What needs to be done: Could you transcribe the material below exactly, without leaving out a single line?

(Stored data)
* * *
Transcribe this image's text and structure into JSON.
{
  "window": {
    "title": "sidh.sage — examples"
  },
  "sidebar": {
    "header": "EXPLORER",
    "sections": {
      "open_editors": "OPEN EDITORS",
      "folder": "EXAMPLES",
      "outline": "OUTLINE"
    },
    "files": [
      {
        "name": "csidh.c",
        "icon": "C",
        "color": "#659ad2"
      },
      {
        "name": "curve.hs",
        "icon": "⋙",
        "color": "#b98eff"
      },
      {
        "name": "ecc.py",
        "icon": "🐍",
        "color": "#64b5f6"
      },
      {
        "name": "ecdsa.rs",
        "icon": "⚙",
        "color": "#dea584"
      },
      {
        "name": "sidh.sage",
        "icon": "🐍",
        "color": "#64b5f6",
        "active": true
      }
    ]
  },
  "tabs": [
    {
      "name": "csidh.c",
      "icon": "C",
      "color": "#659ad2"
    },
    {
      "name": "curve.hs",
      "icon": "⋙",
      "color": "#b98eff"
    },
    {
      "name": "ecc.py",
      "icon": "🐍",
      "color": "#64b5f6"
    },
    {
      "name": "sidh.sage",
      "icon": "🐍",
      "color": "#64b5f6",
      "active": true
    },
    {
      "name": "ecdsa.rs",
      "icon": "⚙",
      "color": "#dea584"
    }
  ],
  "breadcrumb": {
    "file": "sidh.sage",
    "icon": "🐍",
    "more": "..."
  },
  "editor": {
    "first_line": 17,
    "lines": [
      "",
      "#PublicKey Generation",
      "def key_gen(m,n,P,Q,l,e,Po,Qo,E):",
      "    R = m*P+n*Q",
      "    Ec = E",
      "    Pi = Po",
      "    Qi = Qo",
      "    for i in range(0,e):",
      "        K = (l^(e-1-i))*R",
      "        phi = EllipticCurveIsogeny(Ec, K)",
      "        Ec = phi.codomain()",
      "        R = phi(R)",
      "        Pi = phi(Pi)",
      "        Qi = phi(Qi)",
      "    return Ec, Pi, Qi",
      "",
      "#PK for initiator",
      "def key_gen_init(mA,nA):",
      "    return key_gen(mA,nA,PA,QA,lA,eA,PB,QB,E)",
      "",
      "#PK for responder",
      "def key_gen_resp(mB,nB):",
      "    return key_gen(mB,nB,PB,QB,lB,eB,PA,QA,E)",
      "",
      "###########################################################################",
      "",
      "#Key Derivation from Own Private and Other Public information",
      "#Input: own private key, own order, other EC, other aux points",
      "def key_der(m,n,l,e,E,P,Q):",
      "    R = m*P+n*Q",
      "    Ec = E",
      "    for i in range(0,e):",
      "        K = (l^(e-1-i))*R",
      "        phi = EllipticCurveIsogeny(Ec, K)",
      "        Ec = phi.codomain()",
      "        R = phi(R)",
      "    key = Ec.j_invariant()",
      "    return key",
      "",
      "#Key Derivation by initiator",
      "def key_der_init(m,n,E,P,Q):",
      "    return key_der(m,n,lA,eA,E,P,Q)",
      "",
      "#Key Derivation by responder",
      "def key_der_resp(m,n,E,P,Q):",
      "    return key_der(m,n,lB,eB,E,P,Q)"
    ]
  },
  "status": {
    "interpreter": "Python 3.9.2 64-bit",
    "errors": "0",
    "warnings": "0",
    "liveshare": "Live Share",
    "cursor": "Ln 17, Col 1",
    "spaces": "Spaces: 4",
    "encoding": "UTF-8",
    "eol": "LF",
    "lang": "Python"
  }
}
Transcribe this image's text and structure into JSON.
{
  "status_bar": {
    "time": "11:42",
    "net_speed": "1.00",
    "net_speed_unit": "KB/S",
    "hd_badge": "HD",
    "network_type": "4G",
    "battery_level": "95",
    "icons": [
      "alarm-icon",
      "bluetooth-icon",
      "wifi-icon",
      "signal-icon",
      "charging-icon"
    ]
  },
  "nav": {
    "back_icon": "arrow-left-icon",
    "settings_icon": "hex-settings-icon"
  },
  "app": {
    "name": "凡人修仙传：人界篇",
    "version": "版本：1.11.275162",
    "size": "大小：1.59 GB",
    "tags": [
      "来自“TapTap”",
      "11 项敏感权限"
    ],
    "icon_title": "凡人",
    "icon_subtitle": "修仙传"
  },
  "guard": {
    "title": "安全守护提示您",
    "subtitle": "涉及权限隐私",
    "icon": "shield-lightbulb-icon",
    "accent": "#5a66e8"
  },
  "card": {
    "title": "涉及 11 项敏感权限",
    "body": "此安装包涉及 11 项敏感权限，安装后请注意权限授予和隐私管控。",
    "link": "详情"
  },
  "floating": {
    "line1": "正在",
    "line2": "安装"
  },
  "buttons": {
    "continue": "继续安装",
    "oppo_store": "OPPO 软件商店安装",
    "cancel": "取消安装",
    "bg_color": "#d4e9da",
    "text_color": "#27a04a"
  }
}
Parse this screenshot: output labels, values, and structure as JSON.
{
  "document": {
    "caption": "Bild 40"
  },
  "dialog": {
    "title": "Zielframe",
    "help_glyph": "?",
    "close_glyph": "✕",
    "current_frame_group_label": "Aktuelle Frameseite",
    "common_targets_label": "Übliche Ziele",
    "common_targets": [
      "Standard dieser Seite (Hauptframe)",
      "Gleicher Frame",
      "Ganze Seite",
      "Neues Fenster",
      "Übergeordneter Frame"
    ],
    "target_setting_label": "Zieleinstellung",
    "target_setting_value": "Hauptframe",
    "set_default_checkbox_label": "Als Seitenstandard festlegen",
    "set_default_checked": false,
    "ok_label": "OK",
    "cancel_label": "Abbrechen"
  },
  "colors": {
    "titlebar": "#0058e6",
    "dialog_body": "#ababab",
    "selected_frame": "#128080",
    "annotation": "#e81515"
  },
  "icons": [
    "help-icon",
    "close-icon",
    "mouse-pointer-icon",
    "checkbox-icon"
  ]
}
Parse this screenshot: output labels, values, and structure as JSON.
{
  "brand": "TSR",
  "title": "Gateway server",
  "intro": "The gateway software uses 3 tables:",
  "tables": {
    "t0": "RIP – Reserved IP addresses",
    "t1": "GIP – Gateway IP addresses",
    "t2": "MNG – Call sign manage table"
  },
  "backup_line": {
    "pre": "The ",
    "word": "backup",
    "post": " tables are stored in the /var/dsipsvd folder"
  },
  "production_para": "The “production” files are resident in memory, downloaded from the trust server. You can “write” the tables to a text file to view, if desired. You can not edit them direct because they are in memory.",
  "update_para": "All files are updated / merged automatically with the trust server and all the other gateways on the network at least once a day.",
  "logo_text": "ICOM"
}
* * *
Answer for the task:
Transcribe this image's text and structure into JSON.
{
  "window": {
    "title": "sidh.sage — examples"
  },
  "sidebar": {
    "header": "EXPLORER",
    "sections": {
      "open_editors": "OPEN EDITORS",
      "folder": "EXAMPLES",
      "outline": "OUTLINE"
    },
    "files": [
      {
        "name": "csidh.c",
        "icon": "C",
        "color": "#659ad2"
      },
      {
        "name": "curve.hs",
        "icon": "⋙",
        "color": "#b98eff"
      },
      {
        "name": "ecc.py",
        "icon": "🐍",
        "color": "#64b5f6"
      },
      {
        "name": "ecdsa.rs",
        "icon": "⚙",
        "color": "#dea584"
      },
      {
        "name": "sidh.sage",
        "icon": "🐍",
        "color": "#64b5f6",
        "active": true
      }
    ]
  },
  "tabs": [
    {
      "name": "csidh.c",
      "icon": "C",
      "color": "#659ad2"
    },
    {
      "name": "curve.hs",
      "icon": "⋙",
      "color": "#b98eff"
    },
    {
      "name": "ecc.py",
      "icon": "🐍",
      "color": "#64b5f6"
    },
    {
      "name": "sidh.sage",
      "icon": "🐍",
      "color": "#64b5f6",
      "active": true
    },
    {
      "name": "ecdsa.rs",
      "icon": "⚙",
      "color": "#dea584"
    }
  ],
  "breadcrumb": {
    "file": "sidh.sage",
    "icon": "🐍",
    "more": "..."
  },
  "editor": {
    "first_line": 17,
    "lines": [
      "",
      "#PublicKey Generation",
      "def key_gen(m,n,P,Q,l,e,Po,Qo,E):",
      "    R = m*P+n*Q",
      "    Ec = E",
      "    Pi = Po",
      "    Qi = Qo",
      "    for i in range(0,e):",
      "        K = (l^(e-1-i))*R",
      "        phi = EllipticCurveIsogeny(Ec, K)",
      "        Ec = phi.codomain()",
      "        R = phi(R)",
      "        Pi = phi(Pi)",
      "        Qi = phi(Qi)",
      "    return Ec, Pi, Qi",
      "",
      "#PK for initiator",
      "def key_gen_init(mA,nA):",
      "    return key_gen(mA,nA,PA,QA,lA,eA,PB,QB,E)",
      "",
      "#PK for responder",
      "def key_gen_resp(mB,nB):",
      "    return key_gen(mB,nB,PB,QB,lB,eB,PA,QA,E)",
      "",
      "###########################################################################",
      "",
      "#Key Derivation from Own Private and Other Public information",
      "#Input: own private key, own order, other EC, other aux points",
      "def key_der(m,n,l,e,E,P,Q):",
      "    R = m*P+n*Q",
      "    Ec = E",
      "    for i in range(0,e):",
      "        K = (l^(e-1-i))*R",
      "        phi = EllipticCurveIsogeny(Ec, K)",
      "        Ec = phi.codomain()",
      "        R = phi(R)",
      "    key = Ec.j_invariant()",
      "    return key",
      "",
      "#Key Derivation by initiator",
      "def key_der_init(m,n,E,P,Q):",
      "    return key_der(m,n,lA,eA,E,P,Q)",
      "",
      "#Key Derivation by responder",
      "def key_der_resp(m,n,E,P,Q):",
      "    return key_der(m,n,lB,eB,E,P,Q)"
    ]
  },
  "status": {
    "interpreter": "Python 3.9.2 64-bit",
    "errors": "0",
    "warnings": "0",
    "liveshare": "Live Share",
    "cursor": "Ln 17, Col 1",
    "spaces": "Spaces: 4",
    "encoding": "UTF-8",
    "eol": "LF",
    "lang": "Python"
  }
}
Transcribe this image's text and structure into JSON.
{
  "status_bar": {
    "time": "11:42",
    "net_speed": "1.00",
    "net_speed_unit": "KB/S",
    "hd_badge": "HD",
    "network_type": "4G",
    "battery_level": "95",
    "icons": [
      "alarm-icon",
      "bluetooth-icon",
      "wifi-icon",
      "signal-icon",
      "charging-icon"
    ]
  },
  "nav": {
    "back_icon": "arrow-left-icon",
    "settings_icon": "hex-settings-icon"
  },
  "app": {
    "name": "凡人修仙传：人界篇",
    "version": "版本：1.11.275162",
    "size": "大小：1.59 GB",
    "tags": [
      "来自“TapTap”",
      "11 项敏感权限"
    ],
    "icon_title": "凡人",
    "icon_subtitle": "修仙传"
  },
  "guard": {
    "title": "安全守护提示您",
    "subtitle": "涉及权限隐私",
    "icon": "shield-lightbulb-icon",
    "accent": "#5a66e8"
  },
  "card": {
    "title": "涉及 11 项敏感权限",
    "body": "此安装包涉及 11 项敏感权限，安装后请注意权限授予和隐私管控。",
    "link": "详情"
  },
  "floating": {
    "line1": "正在",
    "line2": "安装"
  },
  "buttons": {
    "continue": "继续安装",
    "oppo_store": "OPPO 软件商店安装",
    "cancel": "取消安装",
    "bg_color": "#d4e9da",
    "text_color": "#27a04a"
  }
}
Parse this screenshot: output labels, values, and structure as JSON.
{
  "document": {
    "caption": "Bild 40"
  },
  "dialog": {
    "title": "Zielframe",
    "help_glyph": "?",
    "close_glyph": "✕",
    "current_frame_group_label": "Aktuelle Frameseite",
    "common_targets_label": "Übliche Ziele",
    "common_targets": [
      "Standard dieser Seite (Hauptframe)",
      "Gleicher Frame",
      "Ganze Seite",
      "Neues Fenster",
      "Übergeordneter Frame"
    ],
    "target_setting_label": "Zieleinstellung",
    "target_setting_value": "Hauptframe",
    "set_default_checkbox_label": "Als Seitenstandard festlegen",
    "set_default_checked": false,
    "ok_label": "OK",
    "cancel_label": "Abbrechen"
  },
  "colors": {
    "titlebar": "#0058e6",
    "dialog_body": "#ababab",
    "selected_frame": "#128080",
    "annotation": "#e81515"
  },
  "icons": [
    "help-icon",
    "close-icon",
    "mouse-pointer-icon",
    "checkbox-icon"
  ]
}
Parse this screenshot: output labels, values, and structure as JSON.
{
  "brand": "TSR",
  "title": "Gateway server",
  "intro": "The gateway software uses 3 tables:",
  "tables": {
    "t0": "RIP – Reserved IP addresses",
    "t1": "GIP – Gateway IP addresses",
    "t2": "MNG – Call sign manage table"
  },
  "backup_line": {
    "pre": "The ",
    "word": "backup",
    "post": " tables are stored in the /var/dsipsvd folder"
  },
  "production_para": "The “production” files are resident in memory, downloaded from the trust server. You can “write” the tables to a text file to view, if desired. You can not edit them direct because they are in memory.",
  "update_para": "All files are updated / merged automatically with the trust server and all the other gateways on the network at least once a day.",
  "logo_text": "ICOM"
}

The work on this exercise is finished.